Please print the full listing exactly.

Saved data entries
********

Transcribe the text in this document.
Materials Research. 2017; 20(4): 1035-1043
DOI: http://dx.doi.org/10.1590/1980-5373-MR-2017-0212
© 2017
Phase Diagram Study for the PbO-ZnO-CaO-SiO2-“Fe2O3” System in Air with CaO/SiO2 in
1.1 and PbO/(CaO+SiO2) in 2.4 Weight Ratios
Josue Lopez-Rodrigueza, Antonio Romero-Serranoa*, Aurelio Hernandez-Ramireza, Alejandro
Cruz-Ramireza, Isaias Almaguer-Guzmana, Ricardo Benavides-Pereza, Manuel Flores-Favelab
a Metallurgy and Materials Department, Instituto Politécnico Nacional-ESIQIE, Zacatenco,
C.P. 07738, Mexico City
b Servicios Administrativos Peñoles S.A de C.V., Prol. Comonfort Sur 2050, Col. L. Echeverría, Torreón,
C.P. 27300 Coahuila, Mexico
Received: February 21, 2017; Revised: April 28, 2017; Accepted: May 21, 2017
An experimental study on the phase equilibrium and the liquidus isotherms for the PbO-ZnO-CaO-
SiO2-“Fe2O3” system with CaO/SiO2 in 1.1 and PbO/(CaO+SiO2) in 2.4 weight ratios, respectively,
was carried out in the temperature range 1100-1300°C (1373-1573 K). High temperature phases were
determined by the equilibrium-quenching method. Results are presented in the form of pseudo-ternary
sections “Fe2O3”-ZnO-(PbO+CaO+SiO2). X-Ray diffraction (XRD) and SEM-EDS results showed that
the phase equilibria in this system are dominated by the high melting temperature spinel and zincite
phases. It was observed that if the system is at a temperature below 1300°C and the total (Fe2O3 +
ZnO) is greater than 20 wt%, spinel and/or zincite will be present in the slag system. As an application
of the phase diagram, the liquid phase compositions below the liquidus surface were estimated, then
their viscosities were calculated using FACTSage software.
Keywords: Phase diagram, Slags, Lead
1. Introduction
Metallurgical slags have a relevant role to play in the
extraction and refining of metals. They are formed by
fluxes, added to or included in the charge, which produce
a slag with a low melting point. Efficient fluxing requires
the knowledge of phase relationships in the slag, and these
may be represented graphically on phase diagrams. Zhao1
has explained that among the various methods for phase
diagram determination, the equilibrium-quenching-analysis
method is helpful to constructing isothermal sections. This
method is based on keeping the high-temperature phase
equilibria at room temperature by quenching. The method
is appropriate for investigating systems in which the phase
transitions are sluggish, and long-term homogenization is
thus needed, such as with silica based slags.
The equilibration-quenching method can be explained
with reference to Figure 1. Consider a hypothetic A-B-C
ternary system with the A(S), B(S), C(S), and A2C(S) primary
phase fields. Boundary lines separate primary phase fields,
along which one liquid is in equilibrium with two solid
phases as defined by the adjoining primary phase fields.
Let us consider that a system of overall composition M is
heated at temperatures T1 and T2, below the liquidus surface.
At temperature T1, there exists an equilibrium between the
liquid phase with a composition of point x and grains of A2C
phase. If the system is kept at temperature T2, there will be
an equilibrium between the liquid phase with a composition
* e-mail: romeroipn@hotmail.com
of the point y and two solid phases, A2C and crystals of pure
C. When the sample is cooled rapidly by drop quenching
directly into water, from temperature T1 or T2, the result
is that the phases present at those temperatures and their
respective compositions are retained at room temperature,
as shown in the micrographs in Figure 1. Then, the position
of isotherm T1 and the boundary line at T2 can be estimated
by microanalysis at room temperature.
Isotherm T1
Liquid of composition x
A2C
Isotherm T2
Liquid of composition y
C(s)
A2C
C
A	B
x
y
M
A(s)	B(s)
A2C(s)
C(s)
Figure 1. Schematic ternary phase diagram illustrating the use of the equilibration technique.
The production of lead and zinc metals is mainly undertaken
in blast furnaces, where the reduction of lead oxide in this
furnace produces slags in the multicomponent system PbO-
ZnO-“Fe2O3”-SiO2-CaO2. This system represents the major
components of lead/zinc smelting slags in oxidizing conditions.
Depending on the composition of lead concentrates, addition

********

• Response to this exercise:
Transcribe the text in this document.
Materials Research. 2017; 20(4): 1035-1043
DOI: http://dx.doi.org/10.1590/1980-5373-MR-2017-0212
© 2017
Phase Diagram Study for the PbO-ZnO-CaO-SiO2-“Fe2O3” System in Air with CaO/SiO2 in
1.1 and PbO/(CaO+SiO2) in 2.4 Weight Ratios
Josue Lopez-Rodrigueza, Antonio Romero-Serranoa*, Aurelio Hernandez-Ramireza, Alejandro
Cruz-Ramireza, Isaias Almaguer-Guzmana, Ricardo Benavides-Pereza, Manuel Flores-Favelab
a Metallurgy and Materials Department, Instituto Politécnico Nacional-ESIQIE, Zacatenco,
C.P. 07738, Mexico City
b Servicios Administrativos Peñoles S.A de C.V., Prol. Comonfort Sur 2050, Col. L. Echeverría, Torreón,
C.P. 27300 Coahuila, Mexico
Received: February 21, 2017; Revised: April 28, 2017; Accepted: May 21, 2017
An experimental study on the phase equilibrium and the liquidus isotherms for the PbO-ZnO-CaO-
SiO2-“Fe2O3” system with CaO/SiO2 in 1.1 and PbO/(CaO+SiO2) in 2.4 weight ratios, respectively,
was carried out in the temperature range 1100-1300°C (1373-1573 K). High temperature phases were
determined by the equilibrium-quenching method. Results are presented in the form of pseudo-ternary
sections “Fe2O3”-ZnO-(PbO+CaO+SiO2). X-Ray diffraction (XRD) and SEM-EDS results showed that
the phase equilibria in this system are dominated by the high melting temperature spinel and zincite
phases. It was observed that if the system is at a temperature below 1300°C and the total (Fe2O3 +
ZnO) is greater than 20 wt%, spinel and/or zincite will be present in the slag system. As an application
of the phase diagram, the liquid phase compositions below the liquidus surface were estimated, then
their viscosities were calculated using FACTSage software.
Keywords: Phase diagram, Slags, Lead
1. Introduction
Metallurgical slags have a relevant role to play in the
extraction and refining of metals. They are formed by
fluxes, added to or included in the charge, which produce
a slag with a low melting point. Efficient fluxing requires
the knowledge of phase relationships in the slag, and these
may be represented graphically on phase diagrams. Zhao1
has explained that among the various methods for phase
diagram determination, the equilibrium-quenching-analysis
method is helpful to constructing isothermal sections. This
method is based on keeping the high-temperature phase
equilibria at room temperature by quenching. The method
is appropriate for investigating systems in which the phase
transitions are sluggish, and long-term homogenization is
thus needed, such as with silica based slags.
The equilibration-quenching method can be explained
with reference to Figure 1. Consider a hypothetic A-B-C
ternary system with the A(S), B(S), C(S), and A2C(S) primary
phase fields. Boundary lines separate primary phase fields,
along which one liquid is in equilibrium with two solid
phases as defined by the adjoining primary phase fields.
Let us consider that a system of overall composition M is
heated at temperatures T1 and T2, below the liquidus surface.
At temperature T1, there exists an equilibrium between the
liquid phase with a composition of point x and grains of A2C
phase. If the system is kept at temperature T2, there will be
an equilibrium between the liquid phase with a composition
* e-mail: romeroipn@hotmail.com
of the point y and two solid phases, A2C and crystals of pure
C. When the sample is cooled rapidly by drop quenching
directly into water, from temperature T1 or T2, the result
is that the phases present at those temperatures and their
respective compositions are retained at room temperature,
as shown in the micrographs in Figure 1. Then, the position
of isotherm T1 and the boundary line at T2 can be estimated
by microanalysis at room temperature.
Isotherm T1
Liquid of composition x
A2C
Isotherm T2
Liquid of composition y
C(s)
A2C
C
A	B
x
y
M
A(s)	B(s)
A2C(s)
C(s)
Figure 1. Schematic ternary phase diagram illustrating the use of the equilibration technique.
The production of lead and zinc metals is mainly undertaken
in blast furnaces, where the reduction of lead oxide in this
furnace produces slags in the multicomponent system PbO-
ZnO-“Fe2O3”-SiO2-CaO2. This system represents the major
components of lead/zinc smelting slags in oxidizing conditions.
Depending on the composition of lead concentrates, addition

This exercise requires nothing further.